Data tied to figure images.
▼▼▼

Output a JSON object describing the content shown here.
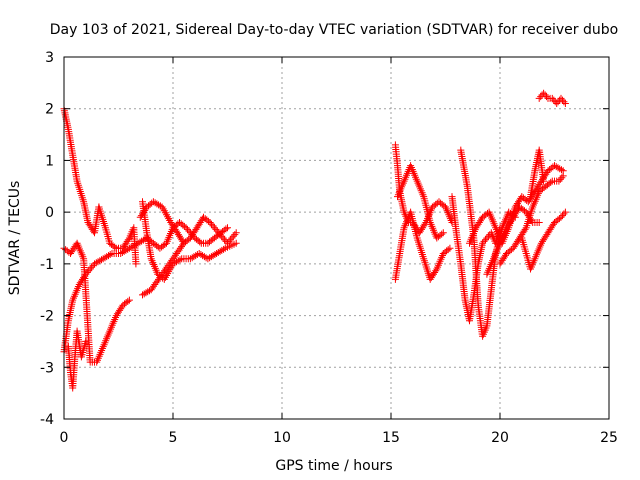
{
  "chart_data": {
    "type": "scatter",
    "title": "Day 103 of 2021, Sidereal Day-to-day VTEC variation (SDTVAR) for receiver dubo",
    "xlabel": "GPS time / hours",
    "ylabel": "SDTVAR / TECUs",
    "xlim": [
      0,
      25
    ],
    "ylim": [
      -4,
      3
    ],
    "xticks": [
      0,
      5,
      10,
      15,
      20,
      25
    ],
    "yticks": [
      -4,
      -3,
      -2,
      -1,
      0,
      1,
      2,
      3
    ],
    "grid": true,
    "marker": "+",
    "color": "#ff0000",
    "series": [
      {
        "name": "SDTVAR",
        "segments": [
          {
            "x": [
              0.0,
              0.2,
              0.4,
              0.6,
              0.9,
              1.1,
              1.4,
              1.6
            ],
            "y": [
              2.0,
              1.6,
              1.1,
              0.6,
              0.2,
              -0.2,
              -0.4,
              0.1
            ]
          },
          {
            "x": [
              1.6,
              1.9,
              2.1,
              2.4,
              2.7,
              3.0,
              3.2,
              3.3
            ],
            "y": [
              0.1,
              -0.3,
              -0.6,
              -0.7,
              -0.7,
              -0.5,
              -0.3,
              -1.0
            ]
          },
          {
            "x": [
              0.0,
              0.2,
              0.4,
              0.7,
              1.0,
              1.4,
              1.8,
              2.2,
              2.6,
              3.0,
              3.4,
              3.8
            ],
            "y": [
              -2.7,
              -2.1,
              -1.7,
              -1.4,
              -1.2,
              -1.0,
              -0.9,
              -0.8,
              -0.8,
              -0.7,
              -0.6,
              -0.5
            ]
          },
          {
            "x": [
              0.0,
              0.3,
              0.6,
              0.9,
              1.2,
              1.5,
              1.8,
              2.1,
              2.4,
              2.7,
              3.0
            ],
            "y": [
              -0.7,
              -0.8,
              -0.6,
              -0.9,
              -2.9,
              -2.9,
              -2.6,
              -2.3,
              -2.0,
              -1.8,
              -1.7
            ]
          },
          {
            "x": [
              0.2,
              0.3,
              0.4,
              0.5,
              0.6,
              0.8,
              1.0
            ],
            "y": [
              -2.6,
              -3.1,
              -3.4,
              -2.8,
              -2.3,
              -2.8,
              -2.5
            ]
          },
          {
            "x": [
              3.6,
              3.8,
              4.0,
              4.3,
              4.6,
              5.0,
              5.4,
              5.8,
              6.2,
              6.6,
              7.0,
              7.4,
              7.9
            ],
            "y": [
              0.2,
              -0.4,
              -0.9,
              -1.2,
              -1.3,
              -1.0,
              -0.9,
              -0.9,
              -0.8,
              -0.9,
              -0.8,
              -0.7,
              -0.6
            ]
          },
          {
            "x": [
              3.6,
              4.0,
              4.5,
              5.0,
              5.5,
              5.8,
              6.1,
              6.4,
              6.7,
              7.1,
              7.5,
              7.9
            ],
            "y": [
              -1.6,
              -1.5,
              -1.2,
              -0.9,
              -0.6,
              -0.5,
              -0.3,
              -0.1,
              -0.2,
              -0.4,
              -0.6,
              -0.4
            ]
          },
          {
            "x": [
              3.8,
              4.1,
              4.4,
              4.7,
              5.0,
              5.3,
              5.6,
              6.0,
              6.3,
              6.6,
              6.9,
              7.2,
              7.5
            ],
            "y": [
              -0.5,
              -0.6,
              -0.7,
              -0.6,
              -0.3,
              -0.2,
              -0.3,
              -0.5,
              -0.6,
              -0.6,
              -0.5,
              -0.4,
              -0.3
            ]
          },
          {
            "x": [
              3.5,
              3.8,
              4.1,
              4.5,
              4.9,
              5.2,
              5.5
            ],
            "y": [
              -0.1,
              0.1,
              0.2,
              0.1,
              -0.2,
              -0.4,
              -0.6
            ]
          },
          {
            "x": [
              15.2,
              15.3,
              15.4,
              15.6,
              15.8,
              16.0,
              16.3,
              16.6,
              16.9,
              17.2,
              17.5,
              17.8
            ],
            "y": [
              1.3,
              0.9,
              0.4,
              0.0,
              -0.2,
              -0.2,
              -0.4,
              -0.2,
              0.1,
              0.2,
              0.1,
              -0.2
            ]
          },
          {
            "x": [
              15.2,
              15.4,
              15.6,
              15.9,
              16.2,
              16.5,
              16.8,
              17.1,
              17.4,
              17.7
            ],
            "y": [
              -1.3,
              -0.8,
              -0.3,
              0.0,
              -0.5,
              -0.9,
              -1.3,
              -1.1,
              -0.8,
              -0.7
            ]
          },
          {
            "x": [
              15.3,
              15.6,
              15.9,
              16.2,
              16.5,
              16.8,
              17.1,
              17.4
            ],
            "y": [
              0.3,
              0.6,
              0.9,
              0.6,
              0.3,
              -0.2,
              -0.5,
              -0.4
            ]
          },
          {
            "x": [
              17.8,
              18.0,
              18.2,
              18.4,
              18.6,
              18.8,
              19.0,
              19.2,
              19.4,
              19.6,
              19.8,
              20.0
            ],
            "y": [
              0.3,
              -0.4,
              -1.0,
              -1.7,
              -2.1,
              -1.6,
              -1.0,
              -0.6,
              -0.5,
              -0.4,
              -0.6,
              -0.3
            ]
          },
          {
            "x": [
              18.2,
              18.5,
              18.8,
              19.0,
              19.2,
              19.4,
              19.6,
              19.8,
              20.1,
              20.4,
              20.7
            ],
            "y": [
              1.2,
              0.5,
              -0.5,
              -1.8,
              -2.4,
              -2.2,
              -1.5,
              -0.8,
              -0.3,
              0.0,
              -0.1
            ]
          },
          {
            "x": [
              18.6,
              18.9,
              19.2,
              19.5,
              19.8,
              20.1,
              20.4,
              20.7,
              21.0,
              21.3,
              21.6,
              21.9,
              22.2,
              22.5,
              22.9
            ],
            "y": [
              -0.6,
              -0.3,
              -0.1,
              0.0,
              -0.3,
              -0.6,
              -0.3,
              0.1,
              0.3,
              0.2,
              0.4,
              0.6,
              0.8,
              0.9,
              0.8
            ]
          },
          {
            "x": [
              19.4,
              19.7,
              20.0,
              20.3,
              20.6,
              20.9,
              21.2,
              21.5,
              21.8
            ],
            "y": [
              -1.2,
              -0.9,
              -0.6,
              -0.3,
              -0.1,
              0.1,
              0.0,
              -0.2,
              -0.2
            ]
          },
          {
            "x": [
              20.0,
              20.3,
              20.6,
              20.9,
              21.2,
              21.5,
              21.8,
              22.1,
              22.4,
              22.7,
              22.9
            ],
            "y": [
              -1.0,
              -0.8,
              -0.7,
              -0.5,
              -0.3,
              0.1,
              0.4,
              0.5,
              0.6,
              0.6,
              0.7
            ]
          },
          {
            "x": [
              21.0,
              21.2,
              21.4,
              21.6,
              21.9,
              22.2,
              22.5,
              22.8,
              23.0
            ],
            "y": [
              -0.5,
              -0.8,
              -1.1,
              -0.9,
              -0.6,
              -0.4,
              -0.2,
              -0.1,
              0.0
            ]
          },
          {
            "x": [
              21.4,
              21.6,
              21.8,
              22.0
            ],
            "y": [
              0.3,
              0.8,
              1.2,
              0.6
            ]
          },
          {
            "x": [
              21.8,
              22.0,
              22.2,
              22.4,
              22.6,
              22.8,
              23.0
            ],
            "y": [
              2.2,
              2.3,
              2.2,
              2.2,
              2.1,
              2.2,
              2.1
            ]
          }
        ]
      }
    ]
  }
}
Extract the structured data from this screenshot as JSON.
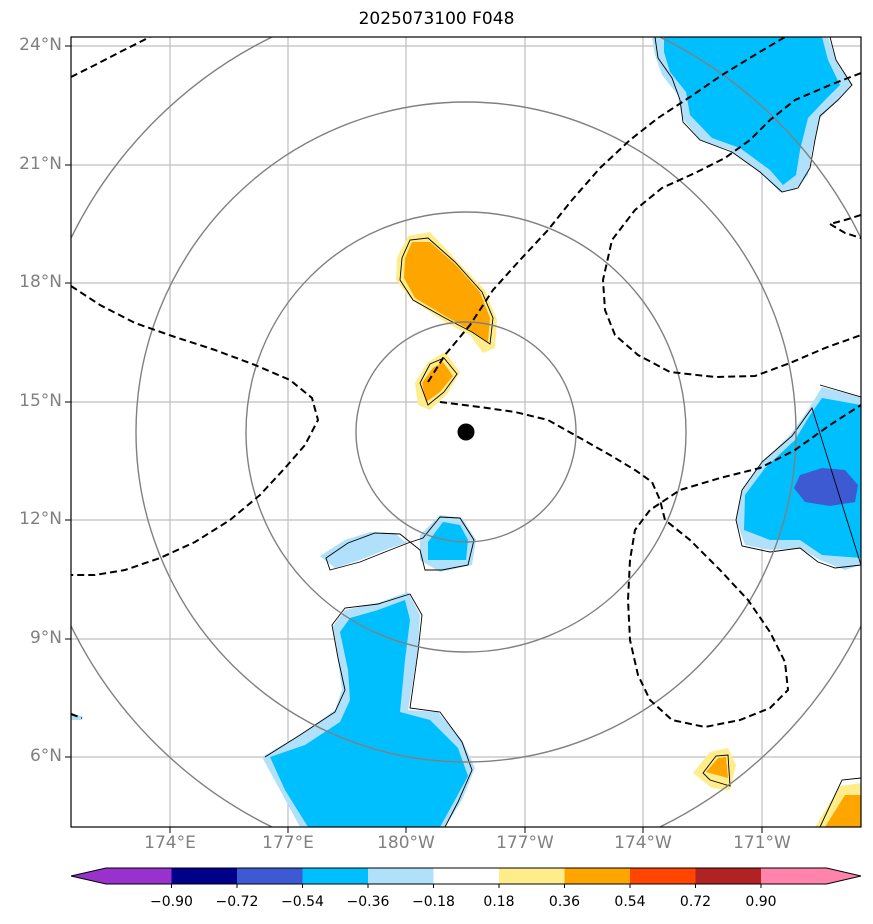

▲▲▲

Ignore the images and quote every line of the listing exactly.

Output a JSON object describing the content shown here.
{
  "chart_data": {
    "type": "scatter",
    "title": "Day 103 of 2021, Sidereal Day-to-day VTEC variation (SDTVAR) for receiver dubo",
    "xlabel": "GPS time / hours",
    "ylabel": "SDTVAR / TECUs",
    "xlim": [
      0,
      25
    ],
    "ylim": [
      -4,
      3
    ],
    "xticks": [
      0,
      5,
      10,
      15,
      20,
      25
    ],
    "yticks": [
      -4,
      -3,
      -2,
      -1,
      0,
      1,
      2,
      3
    ],
    "grid": true,
    "marker": "+",
    "color": "#ff0000",
    "series": [
      {
        "name": "SDTVAR",
        "segments": [
          {
            "x": [
              0.0,
              0.2,
              0.4,
              0.6,
              0.9,
              1.1,
              1.4,
              1.6
            ],
            "y": [
              2.0,
              1.6,
              1.1,
              0.6,
              0.2,
              -0.2,
              -0.4,
              0.1
            ]
          },
          {
            "x": [
              1.6,
              1.9,
              2.1,
              2.4,
              2.7,
              3.0,
              3.2,
              3.3
            ],
            "y": [
              0.1,
              -0.3,
              -0.6,
              -0.7,
              -0.7,
              -0.5,
              -0.3,
              -1.0
            ]
          },
          {
            "x": [
              0.0,
              0.2,
              0.4,
              0.7,
              1.0,
              1.4,
              1.8,
              2.2,
              2.6,
              3.0,
              3.4,
              3.8
            ],
            "y": [
              -2.7,
              -2.1,
              -1.7,
              -1.4,
              -1.2,
              -1.0,
              -0.9,
              -0.8,
              -0.8,
              -0.7,
              -0.6,
              -0.5
            ]
          },
          {
            "x": [
              0.0,
              0.3,
              0.6,
              0.9,
              1.2,
              1.5,
              1.8,
              2.1,
              2.4,
              2.7,
              3.0
            ],
            "y": [
              -0.7,
              -0.8,
              -0.6,
              -0.9,
              -2.9,
              -2.9,
              -2.6,
              -2.3,
              -2.0,
              -1.8,
              -1.7
            ]
          },
          {
            "x": [
              0.2,
              0.3,
              0.4,
              0.5,
              0.6,
              0.8,
              1.0
            ],
            "y": [
              -2.6,
              -3.1,
              -3.4,
              -2.8,
              -2.3,
              -2.8,
              -2.5
            ]
          },
          {
            "x": [
              3.6,
              3.8,
              4.0,
              4.3,
              4.6,
              5.0,
              5.4,
              5.8,
              6.2,
              6.6,
              7.0,
              7.4,
              7.9
            ],
            "y": [
              0.2,
              -0.4,
              -0.9,
              -1.2,
              -1.3,
              -1.0,
              -0.9,
              -0.9,
              -0.8,
              -0.9,
              -0.8,
              -0.7,
              -0.6
            ]
          },
          {
            "x": [
              3.6,
              4.0,
              4.5,
              5.0,
              5.5,
              5.8,
              6.1,
              6.4,
              6.7,
              7.1,
              7.5,
              7.9
            ],
            "y": [
              -1.6,
              -1.5,
              -1.2,
              -0.9,
              -0.6,
              -0.5,
              -0.3,
              -0.1,
              -0.2,
              -0.4,
              -0.6,
              -0.4
            ]
          },
          {
            "x": [
              3.8,
              4.1,
              4.4,
              4.7,
              5.0,
              5.3,
              5.6,
              6.0,
              6.3,
              6.6,
              6.9,
              7.2,
              7.5
            ],
            "y": [
              -0.5,
              -0.6,
              -0.7,
              -0.6,
              -0.3,
              -0.2,
              -0.3,
              -0.5,
              -0.6,
              -0.6,
              -0.5,
              -0.4,
              -0.3
            ]
          },
          {
            "x": [
              3.5,
              3.8,
              4.1,
              4.5,
              4.9,
              5.2,
              5.5
            ],
            "y": [
              -0.1,
              0.1,
              0.2,
              0.1,
              -0.2,
              -0.4,
              -0.6
            ]
          },
          {
            "x": [
              15.2,
              15.3,
              15.4,
              15.6,
              15.8,
              16.0,
              16.3,
              16.6,
              16.9,
              17.2,
              17.5,
              17.8
            ],
            "y": [
              1.3,
              0.9,
              0.4,
              0.0,
              -0.2,
              -0.2,
              -0.4,
              -0.2,
              0.1,
              0.2,
              0.1,
              -0.2
            ]
          },
          {
            "x": [
              15.2,
              15.4,
              15.6,
              15.9,
              16.2,
              16.5,
              16.8,
              17.1,
              17.4,
              17.7
            ],
            "y": [
              -1.3,
              -0.8,
              -0.3,
              0.0,
              -0.5,
              -0.9,
              -1.3,
              -1.1,
              -0.8,
              -0.7
            ]
          },
          {
            "x": [
              15.3,
              15.6,
              15.9,
              16.2,
              16.5,
              16.8,
              17.1,
              17.4
            ],
            "y": [
              0.3,
              0.6,
              0.9,
              0.6,
              0.3,
              -0.2,
              -0.5,
              -0.4
            ]
          },
          {
            "x": [
              17.8,
              18.0,
              18.2,
              18.4,
              18.6,
              18.8,
              19.0,
              19.2,
              19.4,
              19.6,
              19.8,
              20.0
            ],
            "y": [
              0.3,
              -0.4,
              -1.0,
              -1.7,
              -2.1,
              -1.6,
              -1.0,
              -0.6,
              -0.5,
              -0.4,
              -0.6,
              -0.3
            ]
          },
          {
            "x": [
              18.2,
              18.5,
              18.8,
              19.0,
              19.2,
              19.4,
              19.6,
              19.8,
              20.1,
              20.4,
              20.7
            ],
            "y": [
              1.2,
              0.5,
              -0.5,
              -1.8,
              -2.4,
              -2.2,
              -1.5,
              -0.8,
              -0.3,
              0.0,
              -0.1
            ]
          },
          {
            "x": [
              18.6,
              18.9,
              19.2,
              19.5,
              19.8,
              20.1,
              20.4,
              20.7,
              21.0,
              21.3,
              21.6,
              21.9,
              22.2,
              22.5,
              22.9
            ],
            "y": [
              -0.6,
              -0.3,
              -0.1,
              0.0,
              -0.3,
              -0.6,
              -0.3,
              0.1,
              0.3,
              0.2,
              0.4,
              0.6,
              0.8,
              0.9,
              0.8
            ]
          },
          {
            "x": [
              19.4,
              19.7,
              20.0,
              20.3,
              20.6,
              20.9,
              21.2,
              21.5,
              21.8
            ],
            "y": [
              -1.2,
              -0.9,
              -0.6,
              -0.3,
              -0.1,
              0.1,
              0.0,
              -0.2,
              -0.2
            ]
          },
          {
            "x": [
              20.0,
              20.3,
              20.6,
              20.9,
              21.2,
              21.5,
              21.8,
              22.1,
              22.4,
              22.7,
              22.9
            ],
            "y": [
              -1.0,
              -0.8,
              -0.7,
              -0.5,
              -0.3,
              0.1,
              0.4,
              0.5,
              0.6,
              0.6,
              0.7
            ]
          },
          {
            "x": [
              21.0,
              21.2,
              21.4,
              21.6,
              21.9,
              22.2,
              22.5,
              22.8,
              23.0
            ],
            "y": [
              -0.5,
              -0.8,
              -1.1,
              -0.9,
              -0.6,
              -0.4,
              -0.2,
              -0.1,
              0.0
            ]
          },
          {
            "x": [
              21.4,
              21.6,
              21.8,
              22.0
            ],
            "y": [
              0.3,
              0.8,
              1.2,
              0.6
            ]
          },
          {
            "x": [
              21.8,
              22.0,
              22.2,
              22.4,
              22.6,
              22.8,
              23.0
            ],
            "y": [
              2.2,
              2.3,
              2.2,
              2.2,
              2.1,
              2.2,
              2.1
            ]
          }
        ]
      }
    ]
  }
}
Extract the structured data from this screenshot as JSON.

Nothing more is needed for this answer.